◆ What to do
Every entry should be repeated exactly. Omit the pictures.

(Collection entries)

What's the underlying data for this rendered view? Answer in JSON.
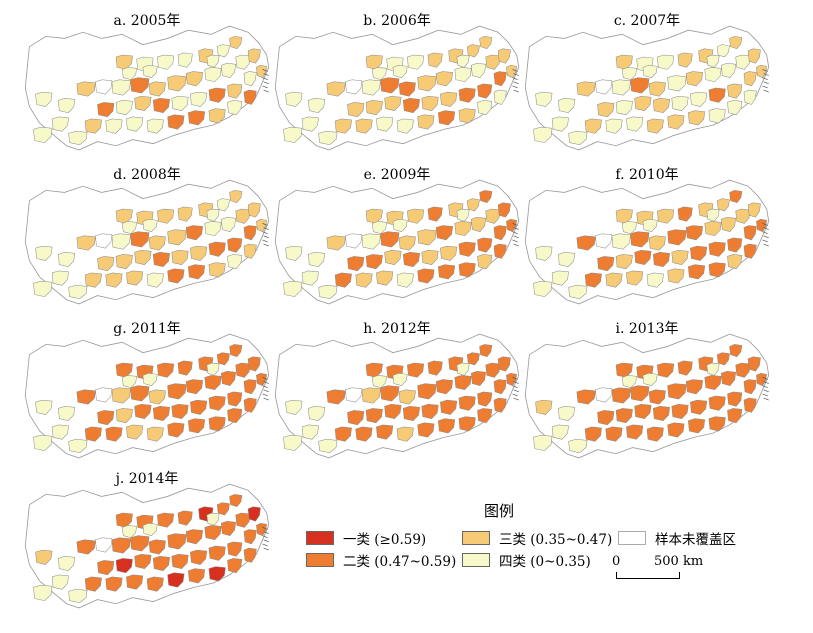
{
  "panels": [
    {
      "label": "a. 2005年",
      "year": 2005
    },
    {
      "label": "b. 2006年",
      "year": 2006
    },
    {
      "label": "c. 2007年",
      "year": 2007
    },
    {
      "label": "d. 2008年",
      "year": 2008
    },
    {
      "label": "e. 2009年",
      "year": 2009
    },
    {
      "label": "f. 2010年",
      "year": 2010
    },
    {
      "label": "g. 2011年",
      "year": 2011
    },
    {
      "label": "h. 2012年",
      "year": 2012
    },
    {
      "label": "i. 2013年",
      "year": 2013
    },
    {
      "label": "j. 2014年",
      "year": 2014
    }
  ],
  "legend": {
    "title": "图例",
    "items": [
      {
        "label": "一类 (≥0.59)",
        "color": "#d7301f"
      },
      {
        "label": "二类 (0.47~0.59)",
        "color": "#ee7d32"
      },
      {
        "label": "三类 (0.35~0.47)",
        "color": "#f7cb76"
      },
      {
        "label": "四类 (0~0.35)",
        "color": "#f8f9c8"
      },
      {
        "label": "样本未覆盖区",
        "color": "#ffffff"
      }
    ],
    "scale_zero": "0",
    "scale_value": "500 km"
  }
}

◆ Response below
What's the underlying data for this rendered view? Answer in JSON.
{
  "panels": [
    {
      "label": "a. 2005年",
      "year": 2005
    },
    {
      "label": "b. 2006年",
      "year": 2006
    },
    {
      "label": "c. 2007年",
      "year": 2007
    },
    {
      "label": "d. 2008年",
      "year": 2008
    },
    {
      "label": "e. 2009年",
      "year": 2009
    },
    {
      "label": "f. 2010年",
      "year": 2010
    },
    {
      "label": "g. 2011年",
      "year": 2011
    },
    {
      "label": "h. 2012年",
      "year": 2012
    },
    {
      "label": "i. 2013年",
      "year": 2013
    },
    {
      "label": "j. 2014年",
      "year": 2014
    }
  ],
  "legend": {
    "title": "图例",
    "items": [
      {
        "label": "一类 (≥0.59)",
        "color": "#d7301f"
      },
      {
        "label": "二类 (0.47~0.59)",
        "color": "#ee7d32"
      },
      {
        "label": "三类 (0.35~0.47)",
        "color": "#f7cb76"
      },
      {
        "label": "四类 (0~0.35)",
        "color": "#f8f9c8"
      },
      {
        "label": "样本未覆盖区",
        "color": "#ffffff"
      }
    ],
    "scale_zero": "0",
    "scale_value": "500 km"
  }
}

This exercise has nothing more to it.